- [SELECTED TEXT]
SACRAMENTO, CA – A proposed policy in California, SB 310, would acknowledge Tribes’ cultural fire practices and respect fire practitioners’ right to burn. A new article from the nonpartisan think tank Sightline Institute describes how such legislation not only reintroduces helpful cultural fire practices in a climate-intensified wildfire age but also affirms the sovereignty of Tribes more broadly, in a way that could serve as a model to other jurisdictions.
Sightline’s discussion focuses on the Karuk Tribe, whose homelands straddle the California-Oregon border and who hold millennia-old cultural burning knowledge and practices that support their food, health, and spiritual traditions as well as local ecosystems. But barriers to burning infringe on their sovereignty.
SB 310 and measures to expand co-stewardship of national forests benefit Tribal culture and forest ecosystems and represent wins in the struggle for others to understand and recognize Tribal sovereignty.
- Government agencies are scrambling to reverse the dominant paradigm of aggressively suppressing wildfire. This includes recognizing the role of Indigenous land stewardship and extensive burning.
- The Karuk Tribe supports Senate Bill 310, currently near the finish line in the California legislature, which would explicitly recognize Tribal sovereignty with respect to cultural burning.
- The United States Wildland Fire Mitigation and Management Commission plan recommends that Congress authorize the US Forest Service to enter into co-management agreements with Tribes, allowing shared or transferred decision-making authority, and recommends a blue-ribbon panel to identify how to reduce co-management barriers.

- [DATA SEGMENT]

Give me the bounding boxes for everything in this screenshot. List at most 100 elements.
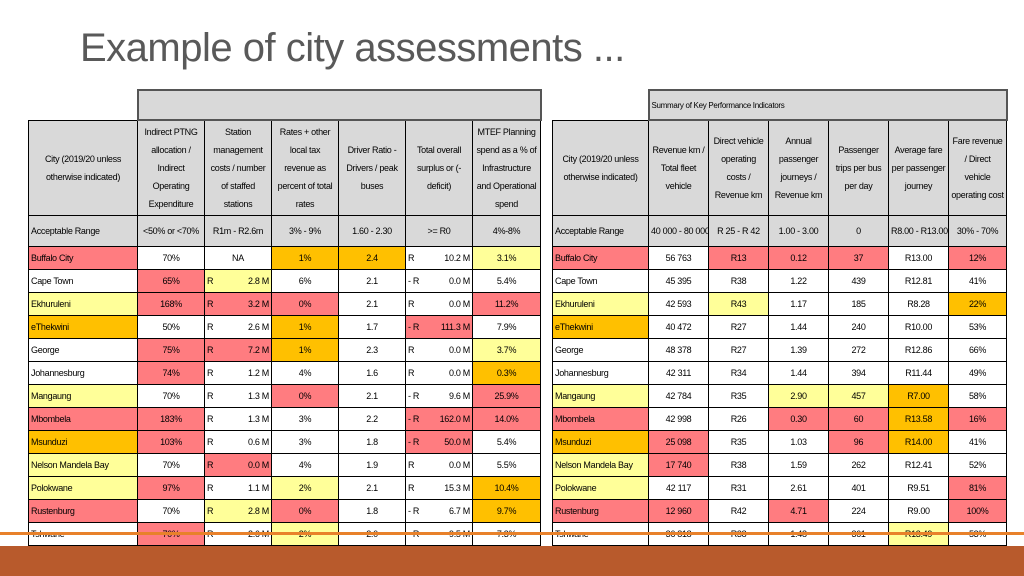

- [WHAT TO WORK ON]
Extend the article on California's SB 310 and Karuk cultural burning, starting right after its final point about co-management agreements and a blue-ribbon panel.

- [FINAL RESULT]
The policy efforts are steps toward unlearning the idea that the United States “gives rights” to Tribes and re-learning that sovereign Tribes hold those rights intrinsically.
Article author and Senior Researcher Kate Anderson spoke to Bill Tripp, director of Natural Resources and Environmental Policy for the Karuk Tribe, about the paradigm shift.
“I’ve learned in those conversations that respecting Tribal sovereignty is key for Karuk cultural burning,” said Anderson. “And burning is also key for Karuk cultural sovereignty. Strengthening people’s understanding of and respect for sovereignty can address the wildfire crisis while honoring the Karuk’s rights.”
Read the full analysis: What’s misunderstood about Indigenous cultural fire is sovereignty
Related:
- Oregon’s Land Use Law Creates Wildfire-Adapted Communities | Bend residents have shown us how.
- Uncontainable Wildfires Are Inevitable. Community Destruction Is Not. | Five policy shifts could help communities harden their homes against fire danger.
- The Best Wildfire Solution We’re Not Using | Three ways to curb the sprawl that traps us on a wildfire treadmill.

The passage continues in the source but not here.